■ **Record extracts**

▼

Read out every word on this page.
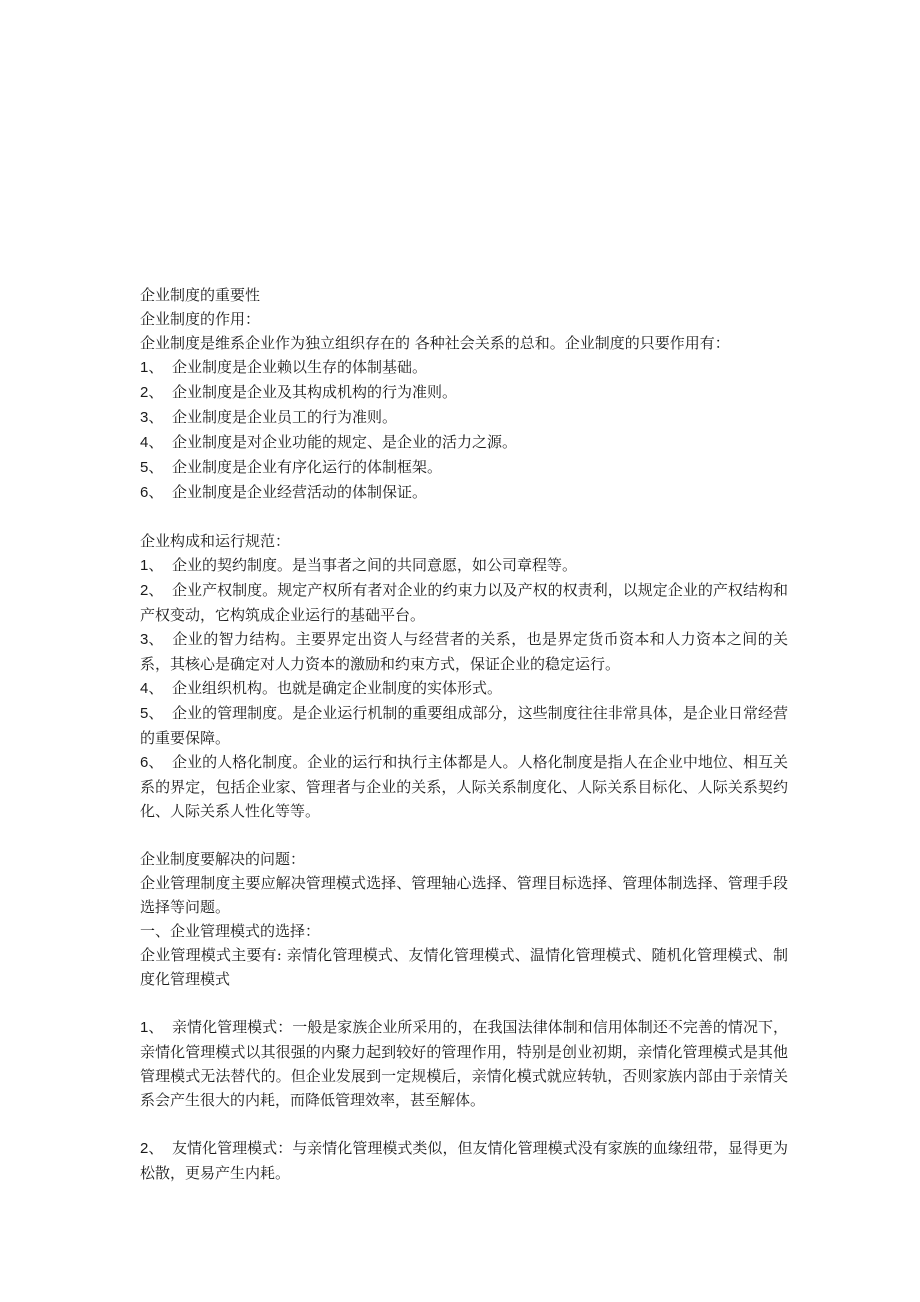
企业制度的重要性

企业制度的作用：

企业制度是维系企业作为独立组织存在的 各种社会关系的总和。企业制度的只要作用有：

1、 企业制度是企业赖以生存的体制基础。
2、 企业制度是企业及其构成机构的行为准则。
3、 企业制度是企业员工的行为准则。
4、 企业制度是对企业功能的规定、是企业的活力之源。
5、 企业制度是企业有序化运行的体制框架。
6、 企业制度是企业经营活动的体制保证。

企业构成和运行规范：

1、 企业的契约制度。是当事者之间的共同意愿，如公司章程等。
2、 企业产权制度。规定产权所有者对企业的约束力以及产权的权责利，以规定企业的产权结构和产权变动，它构筑成企业运行的基础平台。
3、 企业的智力结构。主要界定出资人与经营者的关系，也是界定货币资本和人力资本之间的关系，其核心是确定对人力资本的激励和约束方式，保证企业的稳定运行。
4、 企业组织机构。也就是确定企业制度的实体形式。
5、 企业的管理制度。是企业运行机制的重要组成部分，这些制度往往非常具体，是企业日常经营的重要保障。
6、 企业的人格化制度。企业的运行和执行主体都是人。人格化制度是指人在企业中地位、相互关系的界定，包括企业家、管理者与企业的关系，人际关系制度化、人际关系目标化、人际关系契约化、人际关系人性化等等。

企业制度要解决的问题：

企业管理制度主要应解决管理模式选择、管理轴心选择、管理目标选择、管理体制选择、管理手段选择等问题。

一、企业管理模式的选择：

企业管理模式主要有: 亲情化管理模式、友情化管理模式、温情化管理模式、随机化管理模式、制度化管理模式

1、 亲情化管理模式：一般是家族企业所采用的，在我国法律体制和信用体制还不完善的情况下，亲情化管理模式以其很强的内聚力起到较好的管理作用，特别是创业初期，亲情化管理模式是其他管理模式无法替代的。但企业发展到一定规模后，亲情化模式就应转轨，否则家族内部由于亲情关系会产生很大的内耗，而降低管理效率，甚至解体。
2、 友情化管理模式：与亲情化管理模式类似，但友情化管理模式没有家族的血缘纽带，显得更为松散，更易产生内耗。
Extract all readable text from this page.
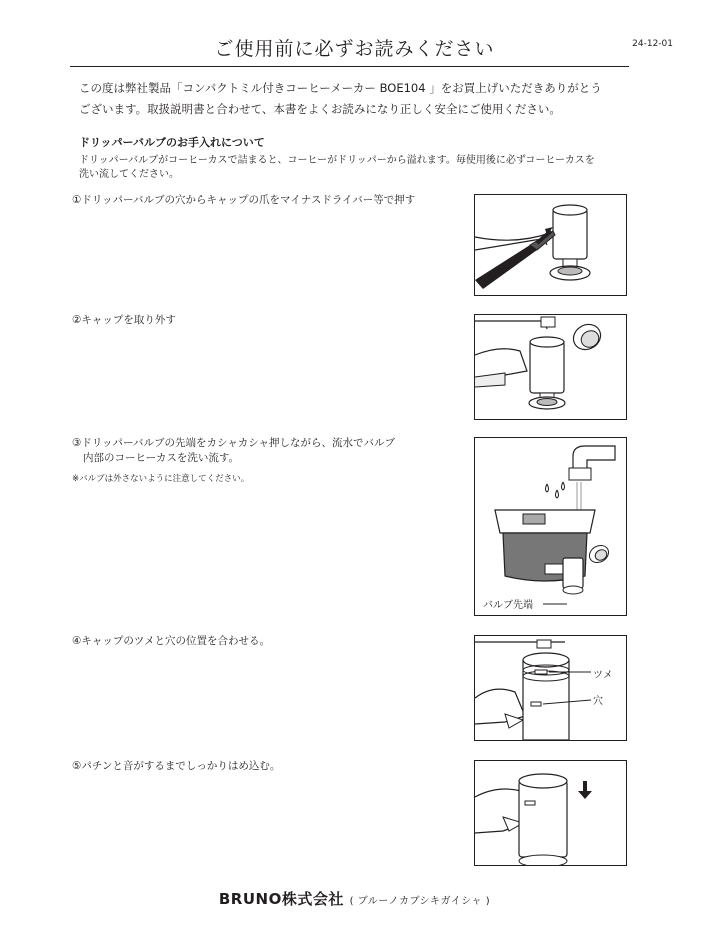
ご使用前に必ずお読みください	24-12-01
この度は弊社製品「コンパクトミル付きコーヒーメーカー BOE104 」をお買上げいただきありがとう
ございます。取扱説明書と合わせて、本書をよくお読みになり正しく安全にご使用ください。
ドリッパーバルブのお手入れについて
ドリッパーバルブがコーヒーカスで詰まると、コーヒーがドリッパーから溢れます。毎使用後に必ずコーヒーカスを
洗い流してください。
①ドリッパーバルブの穴からキャップの爪をマイナスドライバー等で押す
②キャップを取り外す
③ドリッパーバルブの先端をカシャカシャ押しながら、流水でバルブ
内部のコーヒーカスを洗い流す。
※バルブは外さないように注意してください。
④キャップのツメと穴の位置を合わせる。
⑤パチンと音がするまでしっかりはめ込む。
バルブ先端
ツメ
穴
BRUNO株式会社 ( ブルーノカブシキガイシャ )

▲

■ **Do this**
Read through the entries and copy every line that includes "page".

■ **Solution for this exercise**
Read out every word on this page.
Extract all readable text from this page.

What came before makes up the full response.